When exposure of the thoraco-abdominal aorta is required, a thoracophrenolaparotomy is the preferred approach. As in primary procedures, the splanchnic arteries can be perfused with normothermic blood and the renal arteries with cold crystalloids during cross clamping.
6.2.2.2 Graft materials
Cryopreserved aortic allografts have been proposed for the replacement of infected thoracic VGEI.
As a biological material, allografts have demonstrated a higher resistance to infection than synthetic VGs, but are exposed to the subsequent risk of degeneration, rupture, and bleeding when the infection is caused by necrotising organisms, such as P. aeruginosa or Candida spp.
Long term durability results, especially with regard to the development of calcification and aneurysms when used in the thoracic aorta, are still lacking.
Treated PET VGs, such as rifampicin soaked and silver coated (with or without triclosan) VGs, have been proposed in order to decrease the risk of early infection.
In a series including mainly explanted infected abdominal endografts, treated PET VGs have been shown to provide better results in terms of prevention of re-infection and five year overall survival than standard PET VGs (53% vs. 12%) These results can probably be extrapolated to the TEVAR setting. Bovine pericardium has been reported as a technical option for ISR of thoracic aortic VGEI, tailoring a custom made tube by sewing pericardial sheets.
While promoted in case series, this technique still needs further studies and longer follow up.
6.2.2.3 Adjunctive therapy
The recommended VG coverage to avoid its direct contact with surrounding organs like lung or oesophagus using the surrounding tissues is often not possible. Therefore, it is advised to cover the VG with other viable tissue. Intercostal flap coverage can be used, as well as pericardial or omental flaps. An intercostal flap has limited volume and is best prepared at the moment of thoracotomy to avoid damage caused by the retractor. When a pericardial flap is used, the pericardial defect may need to be repaired with synthetic material. Omentum can be prepared by laparoscopic access and routed through the diaphragm via the aortic hiatus, to cover the VG and fill a dead space after mediastinal debridement.
If there is no viable tissue available, use of a bovine pericardial patch is suggested.
6.2.3 Extra-anatomic reconstruction
To avoid reconstruction in a contaminated field and recurrent infection, EAR outside the infected field and secondary aortic ligation with removal of the infected VG or EG can be performed in one or two stages.
6.2.3.1 Technique
To restore distal perfusion after aortic ligation, axillo-bifemoral or bilateral axillofemoral bypasses can be performed, but retrograde blood flow to the visceral organs under all these circumstances may be insufficient.
The most commonly used EAR is the so called ventral aorta, consisting of a retrosternally placed VG that originates from the ascending aorta, the distal anastomosis being on the supracoeliac abdominal aorta or more distally, on the infrarenal aorta or iliac arteries.

---------------

*What this exercise asks*
1. Answer these questions from the passage on aortic graft infection:
(a) Which approach is preferred when exposure of the thoraco-abdominal aorta is required?
(b) Besides intercostal flaps, which flaps can be used to cover the VG?
(c) What is the most commonly used extra-anatomic reconstruction called?
2. Please print the part of the passage on aortic graft infection starting at "Long term durability" and ending at "longer follow up.".

*Structured page parsing data*
---------------

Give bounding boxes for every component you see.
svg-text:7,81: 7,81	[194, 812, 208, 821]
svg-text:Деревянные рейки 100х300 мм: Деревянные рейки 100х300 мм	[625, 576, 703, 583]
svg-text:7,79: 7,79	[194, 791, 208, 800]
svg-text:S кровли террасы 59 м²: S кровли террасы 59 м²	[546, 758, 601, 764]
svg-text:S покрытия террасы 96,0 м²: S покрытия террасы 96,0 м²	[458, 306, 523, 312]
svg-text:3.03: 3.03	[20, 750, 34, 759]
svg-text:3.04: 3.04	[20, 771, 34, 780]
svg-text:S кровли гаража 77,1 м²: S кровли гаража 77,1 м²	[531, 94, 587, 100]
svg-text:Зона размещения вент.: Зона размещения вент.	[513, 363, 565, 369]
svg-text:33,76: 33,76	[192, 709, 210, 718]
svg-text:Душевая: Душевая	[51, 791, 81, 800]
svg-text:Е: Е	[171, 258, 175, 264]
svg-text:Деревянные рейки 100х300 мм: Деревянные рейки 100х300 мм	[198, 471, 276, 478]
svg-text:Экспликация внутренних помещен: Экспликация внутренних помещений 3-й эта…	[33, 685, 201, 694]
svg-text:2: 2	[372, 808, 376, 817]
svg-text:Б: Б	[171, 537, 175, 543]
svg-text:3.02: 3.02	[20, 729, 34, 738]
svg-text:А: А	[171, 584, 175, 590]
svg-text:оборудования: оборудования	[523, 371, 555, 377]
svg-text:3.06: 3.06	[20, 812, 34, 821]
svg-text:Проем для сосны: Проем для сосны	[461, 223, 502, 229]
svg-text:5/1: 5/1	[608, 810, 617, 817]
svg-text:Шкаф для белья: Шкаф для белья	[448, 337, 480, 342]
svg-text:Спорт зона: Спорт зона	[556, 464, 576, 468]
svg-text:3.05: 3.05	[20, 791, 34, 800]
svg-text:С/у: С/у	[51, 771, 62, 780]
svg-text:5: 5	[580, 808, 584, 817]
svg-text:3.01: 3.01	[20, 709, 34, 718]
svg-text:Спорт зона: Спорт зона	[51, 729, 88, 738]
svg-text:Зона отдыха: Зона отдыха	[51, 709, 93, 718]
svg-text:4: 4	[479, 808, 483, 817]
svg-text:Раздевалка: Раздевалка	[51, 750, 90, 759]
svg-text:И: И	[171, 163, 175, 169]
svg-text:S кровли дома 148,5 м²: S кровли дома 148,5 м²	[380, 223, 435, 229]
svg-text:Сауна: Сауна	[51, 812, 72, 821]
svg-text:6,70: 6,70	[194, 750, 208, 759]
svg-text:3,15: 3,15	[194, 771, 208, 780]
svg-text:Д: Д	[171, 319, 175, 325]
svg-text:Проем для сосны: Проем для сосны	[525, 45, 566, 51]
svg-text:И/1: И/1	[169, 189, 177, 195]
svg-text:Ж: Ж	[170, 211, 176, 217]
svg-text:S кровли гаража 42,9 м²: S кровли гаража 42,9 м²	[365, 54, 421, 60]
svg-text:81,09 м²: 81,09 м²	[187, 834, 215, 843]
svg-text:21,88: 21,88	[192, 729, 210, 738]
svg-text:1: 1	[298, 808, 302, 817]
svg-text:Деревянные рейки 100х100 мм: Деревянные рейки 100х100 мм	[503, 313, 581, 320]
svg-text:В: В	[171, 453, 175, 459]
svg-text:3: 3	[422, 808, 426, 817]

---------------

*Answers in order*
1.
(a) A thoracophrenolaparotomy.
(b) Pericardial or omental flaps.
(c) The ventral aorta.

2.
Long term durability results, especially with regard to the development of calcification and aneurysms when used in the thoracic aorta, are still lacking.
Treated PET VGs, such as rifampicin soaked and silver coated (with or without triclosan) VGs, have been proposed in order to decrease the risk of early infection.
In a series including mainly explanted infected abdominal endografts, treated PET VGs have been shown to provide better results in terms of prevention of re-infection and five year overall survival than standard PET VGs (53% vs. 12%) These results can probably be extrapolated to the TEVAR setting. Bovine pericardium has been reported as a technical option for ISR of thoracic aortic VGEI, tailoring a custom made tube by sewing pericardial sheets.
While promoted in case series, this technique still needs further studies and longer follow up.